- **What to do**:
Quote the entries that follow exactly, leaving none out.

<<<<

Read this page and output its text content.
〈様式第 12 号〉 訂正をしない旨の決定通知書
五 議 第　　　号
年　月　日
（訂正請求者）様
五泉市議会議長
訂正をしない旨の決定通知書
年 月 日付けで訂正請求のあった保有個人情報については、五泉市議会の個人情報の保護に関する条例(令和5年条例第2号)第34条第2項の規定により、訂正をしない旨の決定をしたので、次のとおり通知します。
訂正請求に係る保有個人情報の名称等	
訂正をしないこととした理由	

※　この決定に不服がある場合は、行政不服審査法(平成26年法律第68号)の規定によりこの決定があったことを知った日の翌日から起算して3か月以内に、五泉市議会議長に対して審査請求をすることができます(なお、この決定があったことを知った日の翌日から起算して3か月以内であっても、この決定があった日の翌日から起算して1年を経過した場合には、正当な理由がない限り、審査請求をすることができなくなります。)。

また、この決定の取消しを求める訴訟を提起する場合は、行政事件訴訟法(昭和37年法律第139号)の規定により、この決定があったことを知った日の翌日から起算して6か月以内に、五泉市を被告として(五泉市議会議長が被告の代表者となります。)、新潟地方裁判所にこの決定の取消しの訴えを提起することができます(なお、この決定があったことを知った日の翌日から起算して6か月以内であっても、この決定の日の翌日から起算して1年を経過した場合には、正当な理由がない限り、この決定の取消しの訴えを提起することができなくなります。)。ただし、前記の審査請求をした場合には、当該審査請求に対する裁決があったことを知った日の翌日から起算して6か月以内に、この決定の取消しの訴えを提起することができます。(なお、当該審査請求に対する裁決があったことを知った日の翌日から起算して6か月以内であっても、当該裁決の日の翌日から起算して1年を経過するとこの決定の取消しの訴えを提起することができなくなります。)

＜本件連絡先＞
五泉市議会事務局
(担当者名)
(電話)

>>>>

- **Answer for the task**:
Read this page and output its text content.
〈様式第 12 号〉 訂正をしない旨の決定通知書
五 議 第　　　号
年　月　日
（訂正請求者）様
五泉市議会議長
訂正をしない旨の決定通知書
年 月 日付けで訂正請求のあった保有個人情報については、五泉市議会の個人情報の保護に関する条例(令和5年条例第2号)第34条第2項の規定により、訂正をしない旨の決定をしたので、次のとおり通知します。
訂正請求に係る保有個人情報の名称等	
訂正をしないこととした理由	

※　この決定に不服がある場合は、行政不服審査法(平成26年法律第68号)の規定によりこの決定があったことを知った日の翌日から起算して3か月以内に、五泉市議会議長に対して審査請求をすることができます(なお、この決定があったことを知った日の翌日から起算して3か月以内であっても、この決定があった日の翌日から起算して1年を経過した場合には、正当な理由がない限り、審査請求をすることができなくなります。)。

また、この決定の取消しを求める訴訟を提起する場合は、行政事件訴訟法(昭和37年法律第139号)の規定により、この決定があったことを知った日の翌日から起算して6か月以内に、五泉市を被告として(五泉市議会議長が被告の代表者となります。)、新潟地方裁判所にこの決定の取消しの訴えを提起することができます(なお、この決定があったことを知った日の翌日から起算して6か月以内であっても、この決定の日の翌日から起算して1年を経過した場合には、正当な理由がない限り、この決定の取消しの訴えを提起することができなくなります。)。ただし、前記の審査請求をした場合には、当該審査請求に対する裁決があったことを知った日の翌日から起算して6か月以内に、この決定の取消しの訴えを提起することができます。(なお、当該審査請求に対する裁決があったことを知った日の翌日から起算して6か月以内であっても、当該裁決の日の翌日から起算して1年を経過するとこの決定の取消しの訴えを提起することができなくなります。)

＜本件連絡先＞
五泉市議会事務局
(担当者名)
(電話)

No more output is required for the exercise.